> _BRIEF_
Which lines hold the word "prima"? Copy each one.

[start of THE RECORDS]

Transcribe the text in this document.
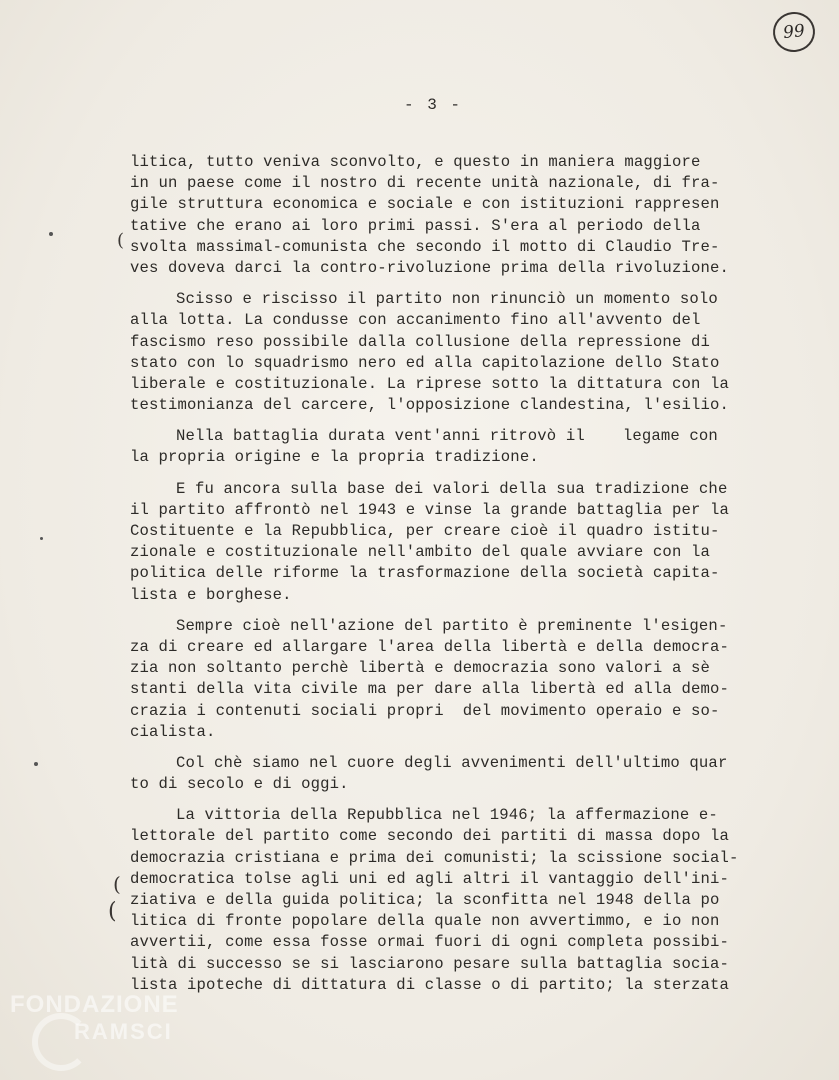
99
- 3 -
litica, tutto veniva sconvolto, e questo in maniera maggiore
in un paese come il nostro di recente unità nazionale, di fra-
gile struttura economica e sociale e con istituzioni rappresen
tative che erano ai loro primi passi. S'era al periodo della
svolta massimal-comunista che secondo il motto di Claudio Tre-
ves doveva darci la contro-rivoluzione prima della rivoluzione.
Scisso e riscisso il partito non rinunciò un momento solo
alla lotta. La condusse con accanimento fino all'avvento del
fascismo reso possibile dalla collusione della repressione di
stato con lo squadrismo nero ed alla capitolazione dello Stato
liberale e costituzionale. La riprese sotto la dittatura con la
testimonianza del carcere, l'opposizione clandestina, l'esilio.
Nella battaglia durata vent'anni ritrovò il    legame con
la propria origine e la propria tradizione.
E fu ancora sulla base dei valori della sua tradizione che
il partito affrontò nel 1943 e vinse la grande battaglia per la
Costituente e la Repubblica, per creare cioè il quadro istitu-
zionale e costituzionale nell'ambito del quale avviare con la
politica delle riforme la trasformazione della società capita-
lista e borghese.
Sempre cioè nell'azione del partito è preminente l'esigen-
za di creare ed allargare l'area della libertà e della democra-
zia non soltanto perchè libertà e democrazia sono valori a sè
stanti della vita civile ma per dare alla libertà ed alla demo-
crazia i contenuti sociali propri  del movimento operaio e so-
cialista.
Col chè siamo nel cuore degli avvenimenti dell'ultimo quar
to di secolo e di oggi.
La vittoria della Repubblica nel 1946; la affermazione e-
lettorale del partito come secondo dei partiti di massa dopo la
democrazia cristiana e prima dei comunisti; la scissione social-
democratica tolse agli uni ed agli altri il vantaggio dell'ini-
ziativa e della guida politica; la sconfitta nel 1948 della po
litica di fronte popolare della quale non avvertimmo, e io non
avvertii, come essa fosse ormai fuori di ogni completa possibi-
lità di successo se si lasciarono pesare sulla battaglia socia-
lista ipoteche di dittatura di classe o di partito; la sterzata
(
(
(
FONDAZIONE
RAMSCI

[end of THE RECORDS]
[start of THE RECORDS]

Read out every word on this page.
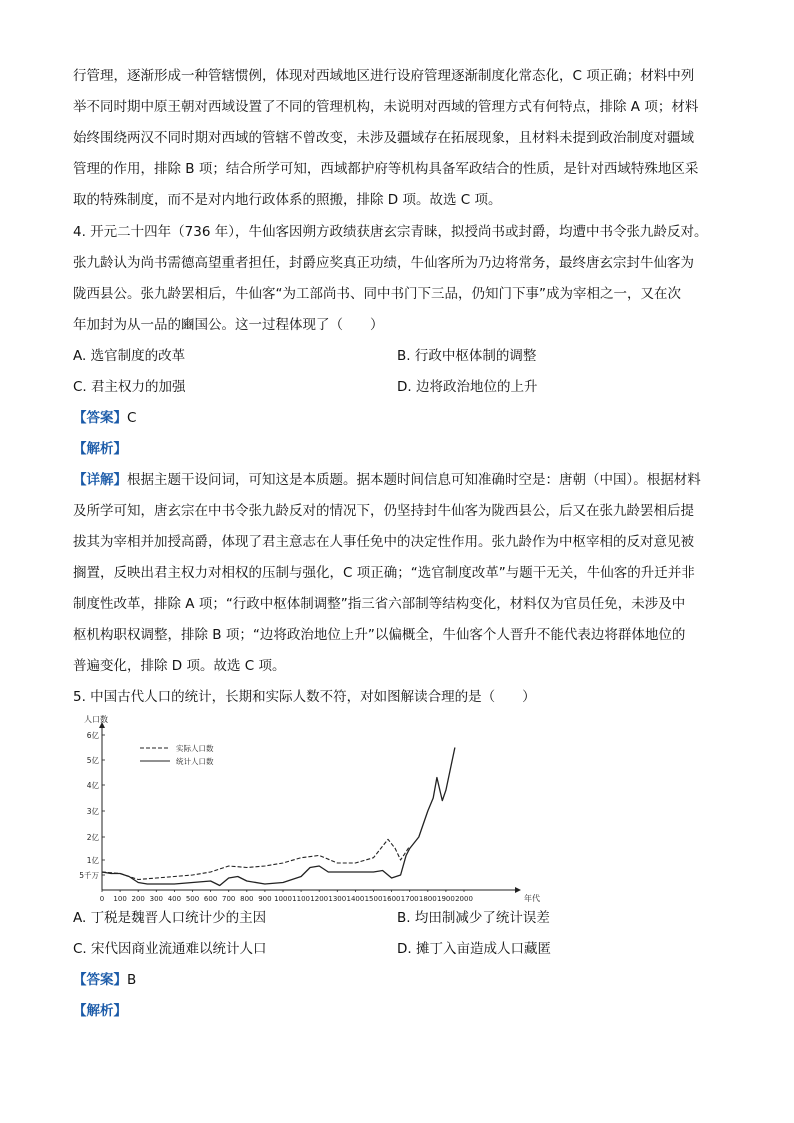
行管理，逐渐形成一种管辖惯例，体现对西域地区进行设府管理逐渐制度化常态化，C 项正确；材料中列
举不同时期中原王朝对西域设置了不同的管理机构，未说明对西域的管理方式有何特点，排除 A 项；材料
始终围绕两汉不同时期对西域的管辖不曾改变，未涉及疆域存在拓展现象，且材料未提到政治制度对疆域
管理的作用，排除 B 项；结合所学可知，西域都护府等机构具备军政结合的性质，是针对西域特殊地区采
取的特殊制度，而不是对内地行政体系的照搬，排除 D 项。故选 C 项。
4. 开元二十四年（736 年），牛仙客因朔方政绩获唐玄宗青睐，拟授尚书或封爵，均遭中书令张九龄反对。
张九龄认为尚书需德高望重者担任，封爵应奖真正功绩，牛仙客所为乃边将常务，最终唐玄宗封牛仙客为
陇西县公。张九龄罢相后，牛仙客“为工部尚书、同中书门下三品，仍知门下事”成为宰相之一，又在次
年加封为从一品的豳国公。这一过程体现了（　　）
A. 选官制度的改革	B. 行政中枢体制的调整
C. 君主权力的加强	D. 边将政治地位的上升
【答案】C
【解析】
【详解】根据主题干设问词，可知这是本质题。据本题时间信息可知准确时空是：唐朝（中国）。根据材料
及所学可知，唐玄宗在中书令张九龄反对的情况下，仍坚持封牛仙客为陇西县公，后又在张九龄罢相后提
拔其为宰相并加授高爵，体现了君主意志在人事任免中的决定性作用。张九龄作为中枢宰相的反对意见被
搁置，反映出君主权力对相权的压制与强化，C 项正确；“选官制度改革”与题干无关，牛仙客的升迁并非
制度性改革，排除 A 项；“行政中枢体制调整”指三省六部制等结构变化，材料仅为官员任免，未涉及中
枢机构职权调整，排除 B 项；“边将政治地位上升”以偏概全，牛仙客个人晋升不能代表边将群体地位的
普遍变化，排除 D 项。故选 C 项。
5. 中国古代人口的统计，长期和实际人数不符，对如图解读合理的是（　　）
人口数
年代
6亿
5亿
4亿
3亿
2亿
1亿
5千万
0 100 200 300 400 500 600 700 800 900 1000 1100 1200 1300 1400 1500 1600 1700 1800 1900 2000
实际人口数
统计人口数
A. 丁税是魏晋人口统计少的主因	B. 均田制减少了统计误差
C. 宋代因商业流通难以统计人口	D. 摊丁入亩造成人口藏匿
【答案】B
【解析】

[end of THE RECORDS]

> _TASK ANSWER_
ves doveva darci la contro-rivoluzione prima della rivoluzione.
democrazia cristiana e prima dei comunisti; la scissione social-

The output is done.